**WHAT TO DO**
Of all the lines in the data below, how many contain "upper"? Report that number alone.

**INPUT MATERIAL**
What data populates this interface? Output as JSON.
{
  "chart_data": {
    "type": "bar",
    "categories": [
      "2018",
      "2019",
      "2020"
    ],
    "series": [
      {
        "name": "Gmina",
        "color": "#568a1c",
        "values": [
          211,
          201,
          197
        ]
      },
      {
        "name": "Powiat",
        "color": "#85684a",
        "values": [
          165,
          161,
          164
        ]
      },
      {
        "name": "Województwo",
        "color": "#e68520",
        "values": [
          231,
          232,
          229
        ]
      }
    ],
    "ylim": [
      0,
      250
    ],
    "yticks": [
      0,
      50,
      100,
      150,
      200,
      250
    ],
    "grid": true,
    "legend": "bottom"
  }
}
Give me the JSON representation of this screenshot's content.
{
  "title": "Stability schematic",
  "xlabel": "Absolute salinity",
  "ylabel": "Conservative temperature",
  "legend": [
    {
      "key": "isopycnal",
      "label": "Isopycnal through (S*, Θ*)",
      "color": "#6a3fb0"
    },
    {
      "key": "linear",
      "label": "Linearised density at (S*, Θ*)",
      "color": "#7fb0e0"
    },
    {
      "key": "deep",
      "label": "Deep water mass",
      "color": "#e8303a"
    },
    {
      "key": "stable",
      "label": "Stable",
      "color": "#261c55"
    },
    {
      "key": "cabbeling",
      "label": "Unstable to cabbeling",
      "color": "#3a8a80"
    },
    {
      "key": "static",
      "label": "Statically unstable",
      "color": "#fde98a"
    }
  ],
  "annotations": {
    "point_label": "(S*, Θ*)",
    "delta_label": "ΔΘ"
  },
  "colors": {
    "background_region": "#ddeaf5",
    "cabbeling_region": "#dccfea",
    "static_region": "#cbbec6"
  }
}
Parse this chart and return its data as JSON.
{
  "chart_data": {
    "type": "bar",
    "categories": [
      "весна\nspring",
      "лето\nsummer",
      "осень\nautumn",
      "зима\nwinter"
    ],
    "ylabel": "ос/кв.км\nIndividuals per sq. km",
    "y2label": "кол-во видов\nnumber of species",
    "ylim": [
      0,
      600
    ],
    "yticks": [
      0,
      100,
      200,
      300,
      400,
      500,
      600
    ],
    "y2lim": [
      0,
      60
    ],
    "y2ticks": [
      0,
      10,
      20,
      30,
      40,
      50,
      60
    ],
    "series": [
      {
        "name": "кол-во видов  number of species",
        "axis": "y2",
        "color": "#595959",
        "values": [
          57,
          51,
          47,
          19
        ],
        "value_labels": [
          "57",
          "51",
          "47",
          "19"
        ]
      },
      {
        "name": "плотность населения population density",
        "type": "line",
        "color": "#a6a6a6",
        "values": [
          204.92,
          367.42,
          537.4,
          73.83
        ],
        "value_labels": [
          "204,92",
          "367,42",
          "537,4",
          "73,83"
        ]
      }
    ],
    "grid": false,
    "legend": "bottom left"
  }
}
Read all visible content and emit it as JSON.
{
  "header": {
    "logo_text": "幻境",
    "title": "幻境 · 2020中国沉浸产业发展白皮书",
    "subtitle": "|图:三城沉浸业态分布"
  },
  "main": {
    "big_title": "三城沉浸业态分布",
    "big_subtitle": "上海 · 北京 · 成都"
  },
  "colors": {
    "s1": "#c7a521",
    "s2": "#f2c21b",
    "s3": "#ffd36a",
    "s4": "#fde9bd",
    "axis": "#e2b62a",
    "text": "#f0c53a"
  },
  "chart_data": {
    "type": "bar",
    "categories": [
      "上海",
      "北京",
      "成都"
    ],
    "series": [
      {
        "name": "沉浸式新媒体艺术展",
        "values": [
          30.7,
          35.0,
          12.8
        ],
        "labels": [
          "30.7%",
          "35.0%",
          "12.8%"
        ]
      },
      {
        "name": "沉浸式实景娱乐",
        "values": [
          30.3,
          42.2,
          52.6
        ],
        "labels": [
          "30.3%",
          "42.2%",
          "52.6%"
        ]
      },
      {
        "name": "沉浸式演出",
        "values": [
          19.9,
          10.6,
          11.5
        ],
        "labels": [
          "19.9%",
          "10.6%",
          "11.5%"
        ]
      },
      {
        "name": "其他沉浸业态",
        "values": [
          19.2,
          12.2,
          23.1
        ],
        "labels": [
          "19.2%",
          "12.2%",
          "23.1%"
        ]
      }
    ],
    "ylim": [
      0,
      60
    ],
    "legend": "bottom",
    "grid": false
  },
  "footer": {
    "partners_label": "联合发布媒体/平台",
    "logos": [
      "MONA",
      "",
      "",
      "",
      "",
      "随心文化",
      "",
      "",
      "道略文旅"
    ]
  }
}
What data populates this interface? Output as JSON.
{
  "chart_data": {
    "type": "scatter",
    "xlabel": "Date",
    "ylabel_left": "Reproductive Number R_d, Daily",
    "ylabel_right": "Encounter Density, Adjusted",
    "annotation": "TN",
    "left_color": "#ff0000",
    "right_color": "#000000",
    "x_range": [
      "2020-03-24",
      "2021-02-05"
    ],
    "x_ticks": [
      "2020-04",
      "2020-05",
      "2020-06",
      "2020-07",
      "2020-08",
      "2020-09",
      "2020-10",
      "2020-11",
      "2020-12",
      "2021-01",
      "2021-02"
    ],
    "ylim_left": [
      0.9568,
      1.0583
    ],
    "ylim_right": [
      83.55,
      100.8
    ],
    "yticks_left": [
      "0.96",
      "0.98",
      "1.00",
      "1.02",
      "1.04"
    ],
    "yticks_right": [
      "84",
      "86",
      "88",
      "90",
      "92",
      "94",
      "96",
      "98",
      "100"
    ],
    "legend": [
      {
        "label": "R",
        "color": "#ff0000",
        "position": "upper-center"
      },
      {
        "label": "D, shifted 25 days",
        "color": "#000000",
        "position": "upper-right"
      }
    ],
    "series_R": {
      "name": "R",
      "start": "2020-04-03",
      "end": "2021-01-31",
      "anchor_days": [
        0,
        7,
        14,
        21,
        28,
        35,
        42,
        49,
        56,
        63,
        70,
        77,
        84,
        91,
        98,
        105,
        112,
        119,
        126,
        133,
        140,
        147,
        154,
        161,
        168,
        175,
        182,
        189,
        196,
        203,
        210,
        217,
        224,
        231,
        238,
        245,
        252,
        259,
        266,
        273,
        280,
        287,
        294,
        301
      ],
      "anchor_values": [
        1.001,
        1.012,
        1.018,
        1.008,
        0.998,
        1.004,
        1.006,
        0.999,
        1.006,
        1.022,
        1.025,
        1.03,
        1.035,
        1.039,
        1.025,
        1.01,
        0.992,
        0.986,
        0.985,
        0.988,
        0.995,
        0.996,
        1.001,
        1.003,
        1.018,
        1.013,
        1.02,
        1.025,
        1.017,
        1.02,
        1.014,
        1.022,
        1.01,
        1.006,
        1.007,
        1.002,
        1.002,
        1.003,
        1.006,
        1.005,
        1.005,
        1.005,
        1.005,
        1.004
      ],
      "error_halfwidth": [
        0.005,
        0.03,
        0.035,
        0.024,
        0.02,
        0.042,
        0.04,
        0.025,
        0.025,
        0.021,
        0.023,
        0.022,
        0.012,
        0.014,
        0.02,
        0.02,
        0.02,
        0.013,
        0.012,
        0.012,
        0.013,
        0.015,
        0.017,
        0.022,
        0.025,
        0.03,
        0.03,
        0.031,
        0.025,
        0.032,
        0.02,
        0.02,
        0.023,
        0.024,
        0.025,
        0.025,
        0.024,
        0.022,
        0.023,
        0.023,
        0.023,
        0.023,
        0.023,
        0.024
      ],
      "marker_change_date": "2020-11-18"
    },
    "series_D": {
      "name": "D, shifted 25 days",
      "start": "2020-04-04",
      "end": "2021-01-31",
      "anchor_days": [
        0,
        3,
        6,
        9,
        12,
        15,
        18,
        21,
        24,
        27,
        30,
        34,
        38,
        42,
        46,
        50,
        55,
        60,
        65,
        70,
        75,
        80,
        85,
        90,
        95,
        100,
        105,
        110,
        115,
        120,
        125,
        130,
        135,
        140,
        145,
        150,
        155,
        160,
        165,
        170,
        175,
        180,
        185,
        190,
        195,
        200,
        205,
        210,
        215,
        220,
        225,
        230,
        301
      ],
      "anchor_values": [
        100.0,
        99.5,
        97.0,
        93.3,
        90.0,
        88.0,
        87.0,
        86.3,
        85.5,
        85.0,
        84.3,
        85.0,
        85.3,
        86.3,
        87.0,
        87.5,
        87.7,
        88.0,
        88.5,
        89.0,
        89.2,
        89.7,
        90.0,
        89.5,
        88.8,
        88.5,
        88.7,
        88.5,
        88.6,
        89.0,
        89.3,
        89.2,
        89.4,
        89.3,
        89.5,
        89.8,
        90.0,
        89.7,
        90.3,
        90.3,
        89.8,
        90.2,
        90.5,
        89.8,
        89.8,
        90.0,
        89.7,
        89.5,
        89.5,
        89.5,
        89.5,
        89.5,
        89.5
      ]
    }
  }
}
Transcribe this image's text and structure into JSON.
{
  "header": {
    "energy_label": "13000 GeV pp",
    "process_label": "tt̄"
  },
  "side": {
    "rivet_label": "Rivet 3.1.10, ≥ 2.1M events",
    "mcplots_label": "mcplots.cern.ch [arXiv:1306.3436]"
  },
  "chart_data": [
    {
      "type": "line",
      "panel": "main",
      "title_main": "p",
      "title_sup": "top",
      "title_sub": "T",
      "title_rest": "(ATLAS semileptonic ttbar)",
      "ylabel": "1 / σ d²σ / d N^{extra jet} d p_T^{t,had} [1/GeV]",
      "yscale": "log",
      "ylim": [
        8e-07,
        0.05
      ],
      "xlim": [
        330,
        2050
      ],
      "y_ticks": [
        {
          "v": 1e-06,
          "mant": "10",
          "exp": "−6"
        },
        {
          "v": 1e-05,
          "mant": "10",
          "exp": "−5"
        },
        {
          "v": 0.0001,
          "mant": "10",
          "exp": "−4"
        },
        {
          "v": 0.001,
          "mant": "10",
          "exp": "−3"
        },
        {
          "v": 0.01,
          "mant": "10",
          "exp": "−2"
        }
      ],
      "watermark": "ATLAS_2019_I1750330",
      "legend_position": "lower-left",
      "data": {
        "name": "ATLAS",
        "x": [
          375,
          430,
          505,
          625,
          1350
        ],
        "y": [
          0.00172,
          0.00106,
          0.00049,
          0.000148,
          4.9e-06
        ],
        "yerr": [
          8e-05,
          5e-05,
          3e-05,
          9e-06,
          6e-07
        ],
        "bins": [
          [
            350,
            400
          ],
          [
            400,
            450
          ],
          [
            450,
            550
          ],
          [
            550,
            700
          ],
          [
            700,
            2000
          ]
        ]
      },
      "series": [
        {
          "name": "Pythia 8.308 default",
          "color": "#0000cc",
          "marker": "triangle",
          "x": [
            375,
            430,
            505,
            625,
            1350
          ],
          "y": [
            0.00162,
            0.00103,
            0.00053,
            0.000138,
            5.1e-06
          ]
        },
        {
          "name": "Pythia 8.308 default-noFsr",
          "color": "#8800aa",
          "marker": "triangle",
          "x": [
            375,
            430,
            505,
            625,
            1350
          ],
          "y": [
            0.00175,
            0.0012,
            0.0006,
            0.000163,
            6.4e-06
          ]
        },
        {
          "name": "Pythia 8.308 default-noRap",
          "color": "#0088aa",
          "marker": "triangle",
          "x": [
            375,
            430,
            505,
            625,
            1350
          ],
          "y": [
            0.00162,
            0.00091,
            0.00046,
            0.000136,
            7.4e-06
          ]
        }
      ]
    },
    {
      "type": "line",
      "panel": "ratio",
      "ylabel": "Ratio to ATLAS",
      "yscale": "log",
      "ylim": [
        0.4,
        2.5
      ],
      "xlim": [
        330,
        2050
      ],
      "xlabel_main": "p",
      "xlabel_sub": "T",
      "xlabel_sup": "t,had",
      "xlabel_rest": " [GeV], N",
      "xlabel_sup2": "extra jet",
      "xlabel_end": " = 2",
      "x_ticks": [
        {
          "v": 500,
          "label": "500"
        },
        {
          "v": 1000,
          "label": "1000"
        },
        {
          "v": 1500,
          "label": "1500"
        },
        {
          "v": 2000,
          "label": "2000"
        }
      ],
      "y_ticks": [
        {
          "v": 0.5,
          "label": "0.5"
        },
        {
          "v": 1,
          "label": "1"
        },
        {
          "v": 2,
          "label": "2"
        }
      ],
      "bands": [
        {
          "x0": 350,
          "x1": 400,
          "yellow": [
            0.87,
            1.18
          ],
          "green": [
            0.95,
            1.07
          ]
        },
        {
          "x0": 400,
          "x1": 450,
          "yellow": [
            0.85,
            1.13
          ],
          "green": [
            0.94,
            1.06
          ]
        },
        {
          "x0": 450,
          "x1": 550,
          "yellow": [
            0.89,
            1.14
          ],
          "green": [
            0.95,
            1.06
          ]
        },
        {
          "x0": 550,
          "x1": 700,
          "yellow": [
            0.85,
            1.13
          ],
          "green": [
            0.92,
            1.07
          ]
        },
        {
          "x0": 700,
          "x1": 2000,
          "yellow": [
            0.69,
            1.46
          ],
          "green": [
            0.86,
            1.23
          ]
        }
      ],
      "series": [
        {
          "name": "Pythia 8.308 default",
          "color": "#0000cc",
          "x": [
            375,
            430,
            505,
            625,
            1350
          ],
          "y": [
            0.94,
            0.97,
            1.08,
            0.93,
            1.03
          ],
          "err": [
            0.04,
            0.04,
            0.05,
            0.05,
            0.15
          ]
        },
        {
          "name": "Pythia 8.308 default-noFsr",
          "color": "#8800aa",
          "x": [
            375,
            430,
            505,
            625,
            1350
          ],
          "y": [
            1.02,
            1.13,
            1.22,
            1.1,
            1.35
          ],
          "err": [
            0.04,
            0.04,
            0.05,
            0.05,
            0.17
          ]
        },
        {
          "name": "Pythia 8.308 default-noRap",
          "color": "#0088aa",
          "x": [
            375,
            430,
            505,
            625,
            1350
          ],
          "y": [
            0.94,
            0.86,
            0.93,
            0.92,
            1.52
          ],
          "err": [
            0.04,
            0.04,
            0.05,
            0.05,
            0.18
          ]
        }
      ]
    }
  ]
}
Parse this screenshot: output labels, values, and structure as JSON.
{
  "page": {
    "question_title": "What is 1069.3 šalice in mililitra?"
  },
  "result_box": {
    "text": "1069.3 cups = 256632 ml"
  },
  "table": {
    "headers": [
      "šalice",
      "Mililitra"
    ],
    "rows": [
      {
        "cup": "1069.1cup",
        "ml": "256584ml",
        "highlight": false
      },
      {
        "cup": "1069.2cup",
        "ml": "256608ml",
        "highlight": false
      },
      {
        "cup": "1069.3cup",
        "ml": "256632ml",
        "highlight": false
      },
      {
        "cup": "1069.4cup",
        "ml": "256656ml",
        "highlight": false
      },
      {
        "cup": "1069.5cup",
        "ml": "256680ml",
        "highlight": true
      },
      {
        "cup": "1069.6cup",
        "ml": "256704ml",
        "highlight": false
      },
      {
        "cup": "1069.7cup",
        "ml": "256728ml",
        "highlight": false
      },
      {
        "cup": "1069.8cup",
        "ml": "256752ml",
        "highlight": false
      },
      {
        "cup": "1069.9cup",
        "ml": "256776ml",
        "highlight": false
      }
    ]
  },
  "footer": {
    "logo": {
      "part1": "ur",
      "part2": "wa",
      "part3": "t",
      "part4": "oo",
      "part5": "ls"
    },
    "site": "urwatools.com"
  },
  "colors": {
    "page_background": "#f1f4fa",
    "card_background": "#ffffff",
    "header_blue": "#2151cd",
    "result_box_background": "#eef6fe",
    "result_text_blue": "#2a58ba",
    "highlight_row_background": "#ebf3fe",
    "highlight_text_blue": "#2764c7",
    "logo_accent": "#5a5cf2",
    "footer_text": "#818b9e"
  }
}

**SOLUTION TO THIS TASK**
2